>> Begin DATA TO PROCESS

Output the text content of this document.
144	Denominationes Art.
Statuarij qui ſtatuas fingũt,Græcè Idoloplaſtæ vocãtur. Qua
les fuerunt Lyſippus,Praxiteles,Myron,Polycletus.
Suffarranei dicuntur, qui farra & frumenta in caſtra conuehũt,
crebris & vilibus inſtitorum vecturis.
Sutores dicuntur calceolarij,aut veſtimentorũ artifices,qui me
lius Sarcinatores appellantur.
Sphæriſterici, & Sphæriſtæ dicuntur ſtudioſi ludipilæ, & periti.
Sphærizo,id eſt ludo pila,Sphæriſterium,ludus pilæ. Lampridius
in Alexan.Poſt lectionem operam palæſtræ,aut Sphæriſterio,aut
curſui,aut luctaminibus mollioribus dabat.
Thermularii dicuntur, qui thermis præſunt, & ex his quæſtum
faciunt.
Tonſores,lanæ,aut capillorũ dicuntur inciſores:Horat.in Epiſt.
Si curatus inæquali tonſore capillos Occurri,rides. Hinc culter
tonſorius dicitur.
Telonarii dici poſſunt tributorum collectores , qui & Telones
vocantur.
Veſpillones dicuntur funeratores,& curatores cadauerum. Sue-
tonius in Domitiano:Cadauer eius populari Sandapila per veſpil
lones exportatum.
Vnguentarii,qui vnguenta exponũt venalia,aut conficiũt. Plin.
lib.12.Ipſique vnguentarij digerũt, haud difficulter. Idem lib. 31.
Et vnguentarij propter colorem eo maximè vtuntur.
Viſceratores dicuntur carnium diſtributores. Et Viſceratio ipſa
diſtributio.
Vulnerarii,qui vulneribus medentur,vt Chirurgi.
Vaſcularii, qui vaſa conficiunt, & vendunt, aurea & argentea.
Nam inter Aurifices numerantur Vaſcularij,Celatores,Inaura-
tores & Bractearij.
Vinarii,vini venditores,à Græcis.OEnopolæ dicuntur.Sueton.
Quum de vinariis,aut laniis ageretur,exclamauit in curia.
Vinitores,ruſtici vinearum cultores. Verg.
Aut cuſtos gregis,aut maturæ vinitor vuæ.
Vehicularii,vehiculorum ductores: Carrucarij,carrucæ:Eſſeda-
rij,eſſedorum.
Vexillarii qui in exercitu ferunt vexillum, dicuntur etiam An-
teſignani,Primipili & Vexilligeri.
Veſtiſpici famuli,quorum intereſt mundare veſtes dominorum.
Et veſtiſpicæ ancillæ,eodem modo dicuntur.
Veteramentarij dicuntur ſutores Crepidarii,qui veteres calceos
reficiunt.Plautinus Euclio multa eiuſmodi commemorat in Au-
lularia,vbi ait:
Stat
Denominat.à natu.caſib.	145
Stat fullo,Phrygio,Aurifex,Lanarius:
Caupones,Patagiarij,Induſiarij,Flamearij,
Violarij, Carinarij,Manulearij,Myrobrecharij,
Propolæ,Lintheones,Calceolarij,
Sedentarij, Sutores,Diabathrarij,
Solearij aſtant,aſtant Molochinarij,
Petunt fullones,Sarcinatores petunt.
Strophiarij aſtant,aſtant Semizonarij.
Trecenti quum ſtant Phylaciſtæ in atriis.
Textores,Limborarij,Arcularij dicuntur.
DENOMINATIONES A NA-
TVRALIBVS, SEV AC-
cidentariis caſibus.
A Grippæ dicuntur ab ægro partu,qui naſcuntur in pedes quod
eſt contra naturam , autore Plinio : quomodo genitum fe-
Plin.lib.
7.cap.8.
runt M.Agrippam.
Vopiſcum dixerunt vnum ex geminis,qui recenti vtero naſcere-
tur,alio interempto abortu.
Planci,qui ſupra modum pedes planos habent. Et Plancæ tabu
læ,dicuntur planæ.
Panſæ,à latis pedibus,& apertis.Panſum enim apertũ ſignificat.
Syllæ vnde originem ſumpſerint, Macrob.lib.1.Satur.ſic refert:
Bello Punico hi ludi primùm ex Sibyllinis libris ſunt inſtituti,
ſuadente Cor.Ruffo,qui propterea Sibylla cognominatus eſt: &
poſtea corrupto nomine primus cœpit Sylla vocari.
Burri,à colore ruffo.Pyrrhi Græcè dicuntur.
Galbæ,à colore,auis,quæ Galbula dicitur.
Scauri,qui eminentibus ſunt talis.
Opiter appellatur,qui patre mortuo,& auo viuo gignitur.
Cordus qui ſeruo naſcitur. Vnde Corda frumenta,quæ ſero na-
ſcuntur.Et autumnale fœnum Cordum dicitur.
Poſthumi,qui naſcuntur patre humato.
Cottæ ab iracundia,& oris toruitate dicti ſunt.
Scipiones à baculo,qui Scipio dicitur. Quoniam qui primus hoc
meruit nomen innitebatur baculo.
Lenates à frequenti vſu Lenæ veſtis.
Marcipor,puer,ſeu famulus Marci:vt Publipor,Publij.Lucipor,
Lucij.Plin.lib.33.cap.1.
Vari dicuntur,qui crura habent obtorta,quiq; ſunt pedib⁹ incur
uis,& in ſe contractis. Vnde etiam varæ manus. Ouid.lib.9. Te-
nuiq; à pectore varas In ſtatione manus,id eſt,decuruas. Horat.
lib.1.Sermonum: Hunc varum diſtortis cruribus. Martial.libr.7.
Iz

>> End DATA TO PROCESS

* _SET TASK_:
Look over the listing above. Pick out and copy every line that includes "habent".

* _TASK SOLUTION_:
Planci,qui ſupra modum pedes planos habent. Et Plancæ tabu
Vari dicuntur,qui crura habent obtorta,quiq; ſunt pedib⁹ incur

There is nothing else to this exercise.